Data extract:
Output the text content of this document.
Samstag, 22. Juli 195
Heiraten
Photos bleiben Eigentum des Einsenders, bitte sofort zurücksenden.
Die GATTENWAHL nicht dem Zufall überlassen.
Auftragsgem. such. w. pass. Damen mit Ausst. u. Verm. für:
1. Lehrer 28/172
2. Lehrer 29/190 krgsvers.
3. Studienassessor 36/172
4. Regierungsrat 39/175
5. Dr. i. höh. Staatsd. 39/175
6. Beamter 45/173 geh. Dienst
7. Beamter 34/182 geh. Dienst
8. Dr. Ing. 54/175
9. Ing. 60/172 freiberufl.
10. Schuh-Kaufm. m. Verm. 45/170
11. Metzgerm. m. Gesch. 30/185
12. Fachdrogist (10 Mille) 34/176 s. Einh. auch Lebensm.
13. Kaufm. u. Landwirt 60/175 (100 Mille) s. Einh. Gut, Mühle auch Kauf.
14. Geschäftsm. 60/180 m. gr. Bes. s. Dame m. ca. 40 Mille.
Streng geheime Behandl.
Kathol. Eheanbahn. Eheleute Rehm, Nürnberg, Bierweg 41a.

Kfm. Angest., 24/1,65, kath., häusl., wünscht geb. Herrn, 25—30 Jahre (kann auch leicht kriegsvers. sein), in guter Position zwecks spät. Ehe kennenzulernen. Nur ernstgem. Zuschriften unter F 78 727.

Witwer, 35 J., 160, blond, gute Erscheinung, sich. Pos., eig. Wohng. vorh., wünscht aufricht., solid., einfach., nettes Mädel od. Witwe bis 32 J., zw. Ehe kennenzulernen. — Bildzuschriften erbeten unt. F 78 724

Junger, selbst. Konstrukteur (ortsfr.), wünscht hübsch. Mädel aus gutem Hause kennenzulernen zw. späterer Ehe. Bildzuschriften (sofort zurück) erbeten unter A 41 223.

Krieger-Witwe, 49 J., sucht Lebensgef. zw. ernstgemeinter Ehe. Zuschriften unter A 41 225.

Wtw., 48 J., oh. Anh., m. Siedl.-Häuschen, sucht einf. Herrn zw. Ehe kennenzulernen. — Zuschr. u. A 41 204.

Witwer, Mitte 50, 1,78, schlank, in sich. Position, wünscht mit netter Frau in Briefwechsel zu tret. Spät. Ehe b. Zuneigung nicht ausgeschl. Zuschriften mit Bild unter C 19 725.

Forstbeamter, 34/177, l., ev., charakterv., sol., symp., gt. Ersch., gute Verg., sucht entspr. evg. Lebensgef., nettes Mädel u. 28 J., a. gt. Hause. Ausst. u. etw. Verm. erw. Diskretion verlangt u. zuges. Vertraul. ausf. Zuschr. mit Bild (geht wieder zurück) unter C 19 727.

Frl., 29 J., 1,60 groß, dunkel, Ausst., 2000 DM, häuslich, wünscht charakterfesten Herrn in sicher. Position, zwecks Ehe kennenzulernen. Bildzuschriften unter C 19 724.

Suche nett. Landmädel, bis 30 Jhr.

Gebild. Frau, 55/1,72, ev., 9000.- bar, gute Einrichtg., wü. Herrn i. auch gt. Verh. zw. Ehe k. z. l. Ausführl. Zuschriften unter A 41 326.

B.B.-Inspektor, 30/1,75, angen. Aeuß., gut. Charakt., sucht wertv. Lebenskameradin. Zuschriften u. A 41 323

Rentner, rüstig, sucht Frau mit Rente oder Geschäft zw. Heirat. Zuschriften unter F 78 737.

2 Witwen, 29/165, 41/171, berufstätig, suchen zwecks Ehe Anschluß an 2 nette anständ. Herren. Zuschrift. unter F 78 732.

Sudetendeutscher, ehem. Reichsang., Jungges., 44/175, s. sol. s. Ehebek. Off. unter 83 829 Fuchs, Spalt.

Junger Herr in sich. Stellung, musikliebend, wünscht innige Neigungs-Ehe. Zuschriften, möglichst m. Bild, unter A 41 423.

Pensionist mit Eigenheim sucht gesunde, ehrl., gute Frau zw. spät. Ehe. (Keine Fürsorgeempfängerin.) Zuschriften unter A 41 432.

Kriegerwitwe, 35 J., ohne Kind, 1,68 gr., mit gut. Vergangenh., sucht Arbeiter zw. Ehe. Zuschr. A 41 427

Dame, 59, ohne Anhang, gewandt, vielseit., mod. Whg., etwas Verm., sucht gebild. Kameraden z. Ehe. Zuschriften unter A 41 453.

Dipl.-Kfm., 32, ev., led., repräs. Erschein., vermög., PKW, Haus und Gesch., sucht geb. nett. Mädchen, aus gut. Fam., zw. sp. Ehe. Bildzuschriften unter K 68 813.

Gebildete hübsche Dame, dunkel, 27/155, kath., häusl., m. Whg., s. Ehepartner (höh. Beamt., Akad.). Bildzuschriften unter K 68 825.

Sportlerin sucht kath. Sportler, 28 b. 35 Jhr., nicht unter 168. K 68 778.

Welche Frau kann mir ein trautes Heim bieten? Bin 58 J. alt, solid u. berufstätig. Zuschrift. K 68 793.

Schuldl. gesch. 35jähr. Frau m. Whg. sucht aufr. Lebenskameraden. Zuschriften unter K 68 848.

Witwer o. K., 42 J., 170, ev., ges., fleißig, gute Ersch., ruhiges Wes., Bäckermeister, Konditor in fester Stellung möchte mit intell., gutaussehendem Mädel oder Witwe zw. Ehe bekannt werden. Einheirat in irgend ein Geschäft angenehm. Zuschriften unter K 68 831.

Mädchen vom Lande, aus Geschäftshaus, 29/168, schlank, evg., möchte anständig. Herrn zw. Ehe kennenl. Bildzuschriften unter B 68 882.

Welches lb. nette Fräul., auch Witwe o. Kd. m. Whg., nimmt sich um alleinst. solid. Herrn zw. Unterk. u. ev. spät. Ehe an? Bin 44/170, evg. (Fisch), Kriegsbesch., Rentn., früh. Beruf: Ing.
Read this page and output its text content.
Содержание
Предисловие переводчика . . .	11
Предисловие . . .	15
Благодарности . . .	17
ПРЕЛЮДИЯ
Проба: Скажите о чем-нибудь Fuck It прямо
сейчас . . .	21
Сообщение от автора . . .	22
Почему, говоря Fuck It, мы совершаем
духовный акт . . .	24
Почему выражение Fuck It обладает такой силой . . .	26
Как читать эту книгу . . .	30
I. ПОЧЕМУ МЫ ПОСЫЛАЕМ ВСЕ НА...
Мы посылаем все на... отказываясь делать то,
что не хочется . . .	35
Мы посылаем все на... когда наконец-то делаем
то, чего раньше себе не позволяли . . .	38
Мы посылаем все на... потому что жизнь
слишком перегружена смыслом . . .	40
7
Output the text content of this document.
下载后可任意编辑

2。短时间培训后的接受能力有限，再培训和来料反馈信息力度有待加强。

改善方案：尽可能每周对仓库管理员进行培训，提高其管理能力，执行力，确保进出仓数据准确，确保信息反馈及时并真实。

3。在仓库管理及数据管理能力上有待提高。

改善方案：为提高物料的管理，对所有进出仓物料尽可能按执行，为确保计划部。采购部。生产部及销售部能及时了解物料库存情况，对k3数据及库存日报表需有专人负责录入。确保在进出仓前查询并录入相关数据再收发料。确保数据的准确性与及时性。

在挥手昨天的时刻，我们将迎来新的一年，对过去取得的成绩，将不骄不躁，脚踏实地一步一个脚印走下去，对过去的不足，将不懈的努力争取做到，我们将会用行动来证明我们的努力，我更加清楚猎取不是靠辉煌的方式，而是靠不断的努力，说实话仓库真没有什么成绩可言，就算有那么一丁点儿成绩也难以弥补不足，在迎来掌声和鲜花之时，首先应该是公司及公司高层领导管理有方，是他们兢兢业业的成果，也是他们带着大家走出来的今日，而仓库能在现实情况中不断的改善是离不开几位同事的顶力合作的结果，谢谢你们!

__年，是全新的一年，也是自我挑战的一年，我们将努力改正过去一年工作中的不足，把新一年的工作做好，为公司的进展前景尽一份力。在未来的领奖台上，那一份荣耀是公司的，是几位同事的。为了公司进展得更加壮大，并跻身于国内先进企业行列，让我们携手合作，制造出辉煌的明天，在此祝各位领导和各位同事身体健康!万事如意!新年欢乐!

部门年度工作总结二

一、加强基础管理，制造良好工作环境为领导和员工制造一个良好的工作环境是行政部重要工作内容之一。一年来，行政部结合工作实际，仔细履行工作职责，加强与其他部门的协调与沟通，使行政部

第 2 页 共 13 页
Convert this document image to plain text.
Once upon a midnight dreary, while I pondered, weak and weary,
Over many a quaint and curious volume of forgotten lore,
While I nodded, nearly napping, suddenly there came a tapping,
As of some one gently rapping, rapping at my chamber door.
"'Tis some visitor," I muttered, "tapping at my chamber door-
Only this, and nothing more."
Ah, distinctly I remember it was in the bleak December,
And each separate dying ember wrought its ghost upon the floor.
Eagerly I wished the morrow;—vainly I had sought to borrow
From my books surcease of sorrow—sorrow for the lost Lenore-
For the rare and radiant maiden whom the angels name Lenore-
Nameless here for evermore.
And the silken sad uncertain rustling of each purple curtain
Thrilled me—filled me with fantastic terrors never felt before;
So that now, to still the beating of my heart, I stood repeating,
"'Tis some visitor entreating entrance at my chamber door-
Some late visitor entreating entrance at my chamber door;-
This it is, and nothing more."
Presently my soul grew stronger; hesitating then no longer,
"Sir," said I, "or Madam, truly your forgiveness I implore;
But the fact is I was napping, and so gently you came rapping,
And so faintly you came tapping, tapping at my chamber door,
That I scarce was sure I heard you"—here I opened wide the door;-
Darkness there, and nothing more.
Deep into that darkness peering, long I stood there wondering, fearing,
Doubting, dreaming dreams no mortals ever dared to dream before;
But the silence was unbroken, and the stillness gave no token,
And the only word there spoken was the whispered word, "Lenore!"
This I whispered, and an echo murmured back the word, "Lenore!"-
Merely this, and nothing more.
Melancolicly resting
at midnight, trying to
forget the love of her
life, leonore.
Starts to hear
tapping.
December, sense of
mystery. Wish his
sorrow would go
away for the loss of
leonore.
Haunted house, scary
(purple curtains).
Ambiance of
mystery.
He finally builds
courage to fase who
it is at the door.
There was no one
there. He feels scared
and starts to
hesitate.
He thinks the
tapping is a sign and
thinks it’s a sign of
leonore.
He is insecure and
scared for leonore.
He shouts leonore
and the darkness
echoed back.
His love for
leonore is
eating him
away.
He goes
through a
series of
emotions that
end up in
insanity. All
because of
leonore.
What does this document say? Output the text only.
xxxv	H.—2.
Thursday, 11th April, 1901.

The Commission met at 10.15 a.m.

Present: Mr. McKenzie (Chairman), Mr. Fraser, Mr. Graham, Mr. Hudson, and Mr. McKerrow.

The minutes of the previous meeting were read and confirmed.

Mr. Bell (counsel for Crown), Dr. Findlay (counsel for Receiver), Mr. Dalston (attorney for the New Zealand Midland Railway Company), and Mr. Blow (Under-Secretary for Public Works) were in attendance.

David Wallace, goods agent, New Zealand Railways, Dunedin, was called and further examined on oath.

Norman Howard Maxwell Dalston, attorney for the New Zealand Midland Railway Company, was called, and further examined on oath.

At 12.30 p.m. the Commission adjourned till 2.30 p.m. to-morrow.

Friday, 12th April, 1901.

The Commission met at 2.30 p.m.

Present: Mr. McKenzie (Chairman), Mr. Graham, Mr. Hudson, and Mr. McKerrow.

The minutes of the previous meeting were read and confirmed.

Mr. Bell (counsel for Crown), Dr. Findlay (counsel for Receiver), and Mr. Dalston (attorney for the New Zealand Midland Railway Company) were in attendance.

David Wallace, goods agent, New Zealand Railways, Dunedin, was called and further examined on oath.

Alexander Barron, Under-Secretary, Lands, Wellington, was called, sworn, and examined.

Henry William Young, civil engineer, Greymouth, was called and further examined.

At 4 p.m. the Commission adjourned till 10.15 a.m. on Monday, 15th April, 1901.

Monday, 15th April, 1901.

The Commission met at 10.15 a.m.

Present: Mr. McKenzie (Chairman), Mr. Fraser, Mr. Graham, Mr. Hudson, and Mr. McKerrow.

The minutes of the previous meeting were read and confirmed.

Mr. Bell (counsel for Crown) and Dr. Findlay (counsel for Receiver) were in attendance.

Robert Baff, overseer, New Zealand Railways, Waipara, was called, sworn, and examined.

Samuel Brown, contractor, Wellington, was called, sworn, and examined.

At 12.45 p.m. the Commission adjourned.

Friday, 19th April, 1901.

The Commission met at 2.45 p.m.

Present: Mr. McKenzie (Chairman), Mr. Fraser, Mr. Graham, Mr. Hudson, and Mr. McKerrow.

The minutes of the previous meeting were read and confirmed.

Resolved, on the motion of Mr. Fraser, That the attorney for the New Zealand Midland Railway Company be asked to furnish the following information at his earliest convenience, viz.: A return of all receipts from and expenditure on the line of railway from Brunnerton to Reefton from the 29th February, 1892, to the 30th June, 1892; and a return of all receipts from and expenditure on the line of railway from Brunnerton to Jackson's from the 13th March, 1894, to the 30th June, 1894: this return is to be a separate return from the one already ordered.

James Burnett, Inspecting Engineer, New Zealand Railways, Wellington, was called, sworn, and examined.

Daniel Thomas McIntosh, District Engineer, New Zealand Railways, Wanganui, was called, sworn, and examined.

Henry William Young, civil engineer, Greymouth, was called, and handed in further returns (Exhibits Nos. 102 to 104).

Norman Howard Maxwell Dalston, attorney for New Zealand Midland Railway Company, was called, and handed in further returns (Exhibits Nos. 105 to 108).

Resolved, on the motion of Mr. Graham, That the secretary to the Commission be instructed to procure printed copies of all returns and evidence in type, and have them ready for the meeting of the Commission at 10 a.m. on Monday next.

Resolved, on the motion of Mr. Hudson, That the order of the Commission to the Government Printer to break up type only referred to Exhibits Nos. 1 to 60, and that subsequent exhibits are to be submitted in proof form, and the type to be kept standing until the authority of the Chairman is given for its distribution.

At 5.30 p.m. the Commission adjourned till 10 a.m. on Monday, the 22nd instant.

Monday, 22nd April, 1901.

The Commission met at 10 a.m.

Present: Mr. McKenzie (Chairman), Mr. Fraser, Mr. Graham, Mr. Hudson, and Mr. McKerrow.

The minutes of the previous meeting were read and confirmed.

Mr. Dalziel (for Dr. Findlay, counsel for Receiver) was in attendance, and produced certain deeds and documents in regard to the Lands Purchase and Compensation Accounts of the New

Goal: List every line above that holds the word "oder".

Worked solution:
Rentner, rüstig, sucht Frau mit Rente oder Geschäft zw. Heirat. Zuschriften unter F 78 737.
Witwer o. K., 42 J., 170, ev., ges., fleißig, gute Ersch., ruhiges Wes., Bäckermeister, Konditor in fester Stellung möchte mit intell., gutaussehendem Mädel oder Witwe zw. Ehe bekannt werden. Einheirat in irgend ein Geschäft angenehm. Zuschriften unter K 68 831.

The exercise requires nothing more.